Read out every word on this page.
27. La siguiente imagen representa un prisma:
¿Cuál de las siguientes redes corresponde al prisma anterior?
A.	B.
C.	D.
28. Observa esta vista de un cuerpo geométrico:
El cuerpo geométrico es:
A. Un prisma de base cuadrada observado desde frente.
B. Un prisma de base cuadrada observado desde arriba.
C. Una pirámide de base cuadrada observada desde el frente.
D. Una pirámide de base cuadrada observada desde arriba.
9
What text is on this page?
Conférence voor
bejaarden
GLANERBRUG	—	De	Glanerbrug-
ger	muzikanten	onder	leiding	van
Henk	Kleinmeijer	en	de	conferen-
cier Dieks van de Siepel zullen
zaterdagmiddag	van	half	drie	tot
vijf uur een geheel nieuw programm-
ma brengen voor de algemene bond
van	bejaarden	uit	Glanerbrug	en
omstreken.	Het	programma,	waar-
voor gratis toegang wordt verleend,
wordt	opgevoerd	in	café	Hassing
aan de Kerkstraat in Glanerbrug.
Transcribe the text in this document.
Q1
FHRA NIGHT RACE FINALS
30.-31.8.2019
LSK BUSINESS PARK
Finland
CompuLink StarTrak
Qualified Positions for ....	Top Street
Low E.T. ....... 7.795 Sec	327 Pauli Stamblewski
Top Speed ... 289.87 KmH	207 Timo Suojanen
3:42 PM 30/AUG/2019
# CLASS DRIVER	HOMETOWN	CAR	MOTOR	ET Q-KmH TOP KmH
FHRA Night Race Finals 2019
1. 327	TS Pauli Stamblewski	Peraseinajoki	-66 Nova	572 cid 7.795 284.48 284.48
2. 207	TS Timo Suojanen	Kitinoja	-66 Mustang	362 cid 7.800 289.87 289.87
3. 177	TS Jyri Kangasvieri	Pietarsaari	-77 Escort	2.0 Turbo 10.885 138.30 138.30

+ + + +

**Given request**
In the lines above, locate the string "observado". Copy every line where it occurs.

**Answer to the exercise**
A. Un prisma de base cuadrada observado desde frente.
B. Un prisma de base cuadrada observado desde arriba.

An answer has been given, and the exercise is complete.